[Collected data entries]

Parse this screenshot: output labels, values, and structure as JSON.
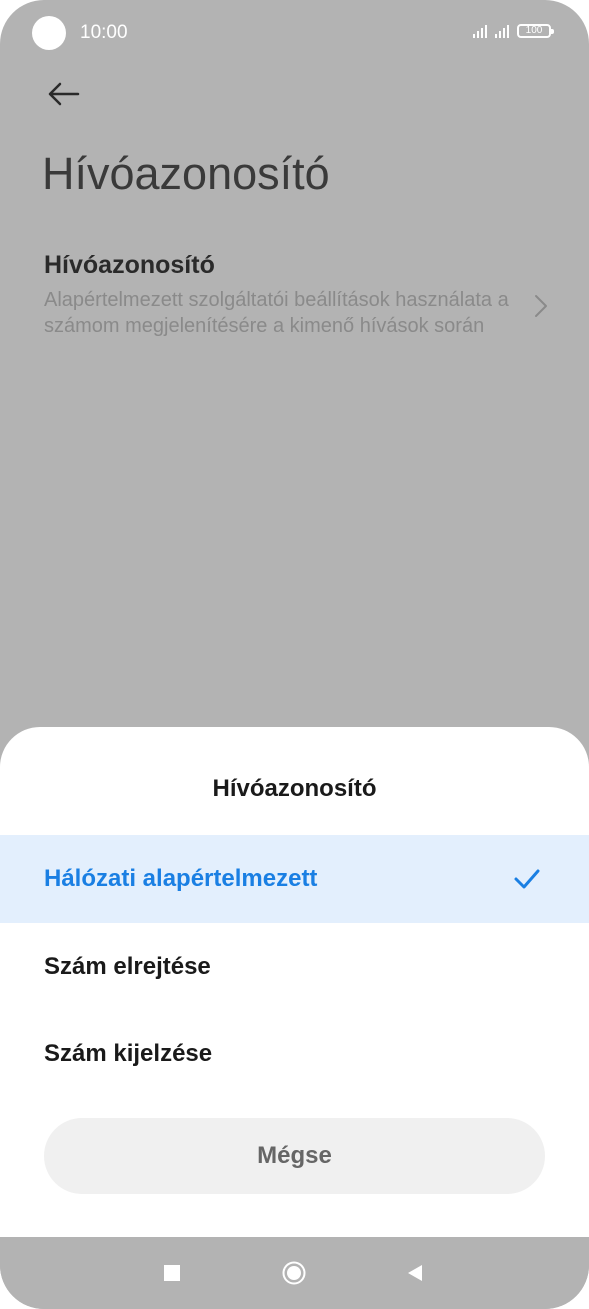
{
  "status_bar": {
    "time": "10:00",
    "battery_level": "100",
    "icons": [
      "signal-icon",
      "signal-icon",
      "battery-icon"
    ]
  },
  "header": {
    "back_icon": "arrow-left-icon",
    "title": "Hívóazonosító"
  },
  "setting": {
    "title": "Hívóazonosító",
    "description": "Alapértelmezett szolgáltatói beállítások használata a számom megjelenítésére a kimenő hívások során",
    "chevron_icon": "chevron-right-icon"
  },
  "dialog": {
    "title": "Hívóazonosító",
    "options": [
      {
        "label": "Hálózati alapértelmezett",
        "selected": true
      },
      {
        "label": "Szám elrejtése",
        "selected": false
      },
      {
        "label": "Szám kijelzése",
        "selected": false
      }
    ],
    "cancel_label": "Mégse",
    "accent_color": "#1a7fe3"
  },
  "nav_bar": {
    "icons": [
      "recents-square-icon",
      "home-circle-icon",
      "back-triangle-icon"
    ]
  }
}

[Task to carry out] Leave out the pictures and copy everything else in the records word for word.

[Exercise solution]
Parse this screenshot: output labels, values, and structure as JSON.
{
  "status_bar": {
    "time": "10:00",
    "battery_level": "100",
    "icons": [
      "signal-icon",
      "signal-icon",
      "battery-icon"
    ]
  },
  "header": {
    "back_icon": "arrow-left-icon",
    "title": "Hívóazonosító"
  },
  "setting": {
    "title": "Hívóazonosító",
    "description": "Alapértelmezett szolgáltatói beállítások használata a számom megjelenítésére a kimenő hívások során",
    "chevron_icon": "chevron-right-icon"
  },
  "dialog": {
    "title": "Hívóazonosító",
    "options": [
      {
        "label": "Hálózati alapértelmezett",
        "selected": true
      },
      {
        "label": "Szám elrejtése",
        "selected": false
      },
      {
        "label": "Szám kijelzése",
        "selected": false
      }
    ],
    "cancel_label": "Mégse",
    "accent_color": "#1a7fe3"
  },
  "nav_bar": {
    "icons": [
      "recents-square-icon",
      "home-circle-icon",
      "back-triangle-icon"
    ]
  }
}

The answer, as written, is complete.